- _Excerpt_
▬▬▬▬▬▬▬▬▬▬

15 December 2005

Blanco and Nagin on the Hill

I watched most of the testimony by our governor and our mayor in Washington DC yesterday. KBB was bombarded with questions about when she called for buses, when the mandatory evacuation was called, did she refuse help from numerous organizations, etc. etc. We have heard all the questions. She has heard them all too and she didn't seem ready for them. The guy she had with her from the Louisiana Office of Emergency Preparedness handled things far better than she did. They had her on her heels from the begining. Rep. Charlie Melancon saved her a few times. He stepped in with real answers when she was stumbling trying to defend herself. She seemed defensive and a little combative at times. It wasn't the kind of image we need to project right now in my opinion. She did very little to inform them of the things we are doing to help ourselves. Even when asked directly about what we are doing her answers were rushed and incomplete. That should have been her main focus.

The Mayor for the most part did a better job. He seemed prepared and kept his cool the whole time. I wish he would have answered a few questions differently. When asked about the situation in the Superdome (murders, rape, etc.) He basically said he didn't know what really happened because "the story is not through being told yet". That may be true but, there is no evidence as of today that any of those rumors are true. They did finally get to the point that most reports were only rumors perpetuated by media sources after a FEMA representative, who was at the Superdome, testified that the violence reported was exaggerated from what he saw.

The one thing that I realized while watching this, is something that hasn't been stated by anyone yet. I think it is very important for everyone to realize that even if the state and the city had executed a perfect evacuation we would still be in the same situation today. Even if everyone had gotten out and not a single person had died, New Orleans would still look like it does today. Every single challenge would be exactly the same.

▬▬▬▬▬▬▬▬▬▬

Data entries:

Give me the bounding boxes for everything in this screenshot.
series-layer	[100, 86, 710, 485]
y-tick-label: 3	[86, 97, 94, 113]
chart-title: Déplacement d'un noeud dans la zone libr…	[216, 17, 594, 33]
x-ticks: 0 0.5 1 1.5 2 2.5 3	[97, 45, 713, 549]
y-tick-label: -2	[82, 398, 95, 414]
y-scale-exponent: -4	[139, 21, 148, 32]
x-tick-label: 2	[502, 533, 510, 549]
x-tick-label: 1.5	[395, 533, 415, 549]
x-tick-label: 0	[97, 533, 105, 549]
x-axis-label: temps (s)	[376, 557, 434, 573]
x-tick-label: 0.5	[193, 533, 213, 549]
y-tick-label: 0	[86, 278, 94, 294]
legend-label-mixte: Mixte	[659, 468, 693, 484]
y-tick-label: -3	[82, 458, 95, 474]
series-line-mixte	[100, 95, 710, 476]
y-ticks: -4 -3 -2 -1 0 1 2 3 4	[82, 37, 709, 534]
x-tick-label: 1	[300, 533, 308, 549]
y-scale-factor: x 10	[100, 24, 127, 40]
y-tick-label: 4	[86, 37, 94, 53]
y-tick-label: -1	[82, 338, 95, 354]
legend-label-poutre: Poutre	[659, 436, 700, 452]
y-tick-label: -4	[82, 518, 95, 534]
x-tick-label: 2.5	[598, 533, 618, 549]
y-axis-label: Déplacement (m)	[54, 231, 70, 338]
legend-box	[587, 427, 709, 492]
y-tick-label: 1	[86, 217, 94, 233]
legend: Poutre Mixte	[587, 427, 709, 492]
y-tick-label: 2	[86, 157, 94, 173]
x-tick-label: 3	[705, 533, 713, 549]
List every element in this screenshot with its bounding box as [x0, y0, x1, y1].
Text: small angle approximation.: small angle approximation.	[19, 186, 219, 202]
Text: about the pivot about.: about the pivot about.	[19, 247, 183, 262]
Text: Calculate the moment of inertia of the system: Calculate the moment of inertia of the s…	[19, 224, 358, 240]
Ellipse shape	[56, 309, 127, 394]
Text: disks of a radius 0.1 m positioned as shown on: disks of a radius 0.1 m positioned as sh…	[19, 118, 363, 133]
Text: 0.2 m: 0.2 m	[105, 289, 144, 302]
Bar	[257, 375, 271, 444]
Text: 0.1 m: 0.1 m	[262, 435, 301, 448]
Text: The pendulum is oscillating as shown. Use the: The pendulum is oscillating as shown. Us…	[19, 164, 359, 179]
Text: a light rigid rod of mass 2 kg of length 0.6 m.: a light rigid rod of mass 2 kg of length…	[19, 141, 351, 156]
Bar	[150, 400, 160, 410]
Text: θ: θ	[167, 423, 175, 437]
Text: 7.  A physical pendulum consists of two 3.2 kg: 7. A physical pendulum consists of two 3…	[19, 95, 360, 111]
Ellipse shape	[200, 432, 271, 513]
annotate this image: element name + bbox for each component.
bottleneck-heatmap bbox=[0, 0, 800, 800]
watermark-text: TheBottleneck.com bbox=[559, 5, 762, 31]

▬▬▬▬▬▬▬▬▬▬

- _The problem_
Please return everything from "The Mayor for" down to "what he saw." in the post on Blanco and Nagin's testimony, copied word for word.

- _Output for this exercise_
The Mayor for the most part did a better job. He seemed prepared and kept his cool the whole time. I wish he would have answered a few questions differently. When asked about the situation in the Superdome (murders, rape, etc.) He basically said he didn't know what really happened because "the story is not through being told yet". That may be true but, there is no evidence as of today that any of those rumors are true. They did finally get to the point that most reports were only rumors perpetuated by media sources after a FEMA representative, who was at the Superdome, testified that the violence reported was exaggerated from what he saw.